Prompt: Skip the pictures and extract all of the lines exactly as written.

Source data
********************

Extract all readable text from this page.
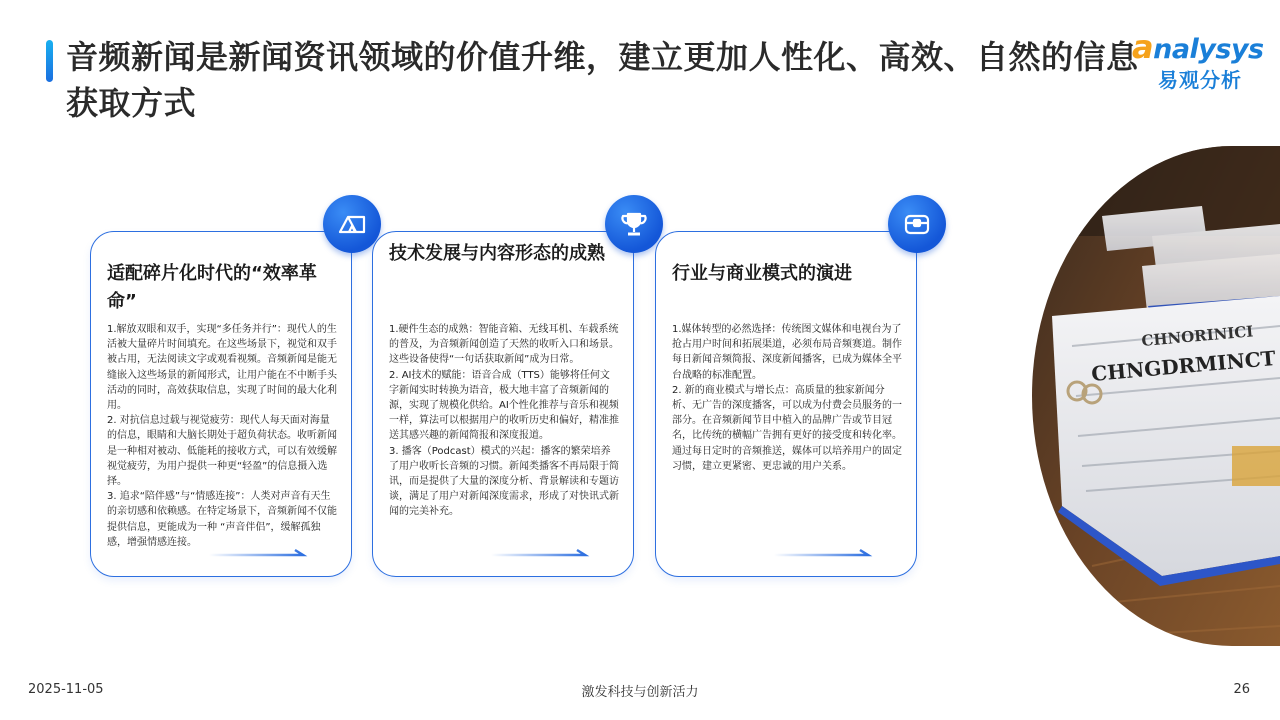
音频新闻是新闻资讯领域的价值升维，建立更加人性化、高效、自然的信息获取方式
analysys
易观分析
适配碎片化时代的“效率革命”

1.解放双眼和双手，实现“多任务并行”：现代人的生活被大量碎片时间填充。在这些场景下，视觉和双手被占用，无法阅读文字或观看视频。音频新闻是能无缝嵌入这些场景的新闻形式，让用户能在不中断手头活动的同时，高效获取信息，实现了时间的最大化利用。

2. 对抗信息过载与视觉疲劳：现代人每天面对海量的信息，眼睛和大脑长期处于超负荷状态。收听新闻是一种相对被动、低能耗的接收方式，可以有效缓解视觉疲劳，为用户提供一种更“轻盈”的信息摄入选择。

3. 追求“陪伴感”与“情感连接”：人类对声音有天生的亲切感和依赖感。在特定场景下，音频新闻不仅能提供信息，更能成为一种 “声音伴侣”，缓解孤独感，增强情感连接。

技术发展与内容形态的成熟

1.硬件生态的成熟：智能音箱、无线耳机、车载系统的普及，为音频新闻创造了天然的收听入口和场景。这些设备使得“一句话获取新闻”成为日常。

2. AI技术的赋能：语音合成（TTS）能够将任何文字新闻实时转换为语音，极大地丰富了音频新闻的源，实现了规模化供给。AI个性化推荐与音乐和视频一样，算法可以根据用户的收听历史和偏好，精准推送其感兴趣的新闻简报和深度报道。

3. 播客（Podcast）模式的兴起：播客的繁荣培养了用户收听长音频的习惯。新闻类播客不再局限于简讯，而是提供了大量的深度分析、背景解读和专题访谈，满足了用户对新闻深度需求，形成了对快讯式新闻的完美补充。

行业与商业模式的演进

1.媒体转型的必然选择：传统图文媒体和电视台为了抢占用户时间和拓展渠道，必须布局音频赛道。制作每日新闻音频简报、深度新闻播客，已成为媒体全平台战略的标准配置。

2. 新的商业模式与增长点：高质量的独家新闻分析、无广告的深度播客，可以成为付费会员服务的一部分。在音频新闻节目中植入的品牌广告或节目冠名，比传统的横幅广告拥有更好的接受度和转化率。通过每日定时的音频推送，媒体可以培养用户的固定习惯，建立更紧密、更忠诚的用户关系。

CHNORINICI
CHNGDRMINCT
2025-11-05	激发科技与创新活力	26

********************

Result of this exercise:
Extract all readable text from this page.
音频新闻是新闻资讯领域的价值升维，建立更加人性化、高效、自然的信息获取方式
analysys
易观分析
适配碎片化时代的“效率革命”

1.解放双眼和双手，实现“多任务并行”：现代人的生活被大量碎片时间填充。在这些场景下，视觉和双手被占用，无法阅读文字或观看视频。音频新闻是能无缝嵌入这些场景的新闻形式，让用户能在不中断手头活动的同时，高效获取信息，实现了时间的最大化利用。

2. 对抗信息过载与视觉疲劳：现代人每天面对海量的信息，眼睛和大脑长期处于超负荷状态。收听新闻是一种相对被动、低能耗的接收方式，可以有效缓解视觉疲劳，为用户提供一种更“轻盈”的信息摄入选择。

3. 追求“陪伴感”与“情感连接”：人类对声音有天生的亲切感和依赖感。在特定场景下，音频新闻不仅能提供信息，更能成为一种 “声音伴侣”，缓解孤独感，增强情感连接。

技术发展与内容形态的成熟

1.硬件生态的成熟：智能音箱、无线耳机、车载系统的普及，为音频新闻创造了天然的收听入口和场景。这些设备使得“一句话获取新闻”成为日常。

2. AI技术的赋能：语音合成（TTS）能够将任何文字新闻实时转换为语音，极大地丰富了音频新闻的源，实现了规模化供给。AI个性化推荐与音乐和视频一样，算法可以根据用户的收听历史和偏好，精准推送其感兴趣的新闻简报和深度报道。

3. 播客（Podcast）模式的兴起：播客的繁荣培养了用户收听长音频的习惯。新闻类播客不再局限于简讯，而是提供了大量的深度分析、背景解读和专题访谈，满足了用户对新闻深度需求，形成了对快讯式新闻的完美补充。

行业与商业模式的演进

1.媒体转型的必然选择：传统图文媒体和电视台为了抢占用户时间和拓展渠道，必须布局音频赛道。制作每日新闻音频简报、深度新闻播客，已成为媒体全平台战略的标准配置。

2. 新的商业模式与增长点：高质量的独家新闻分析、无广告的深度播客，可以成为付费会员服务的一部分。在音频新闻节目中植入的品牌广告或节目冠名，比传统的横幅广告拥有更好的接受度和转化率。通过每日定时的音频推送，媒体可以培养用户的固定习惯，建立更紧密、更忠诚的用户关系。

CHNORINICI
CHNGDRMINCT
2025-11-05	激发科技与创新活力	26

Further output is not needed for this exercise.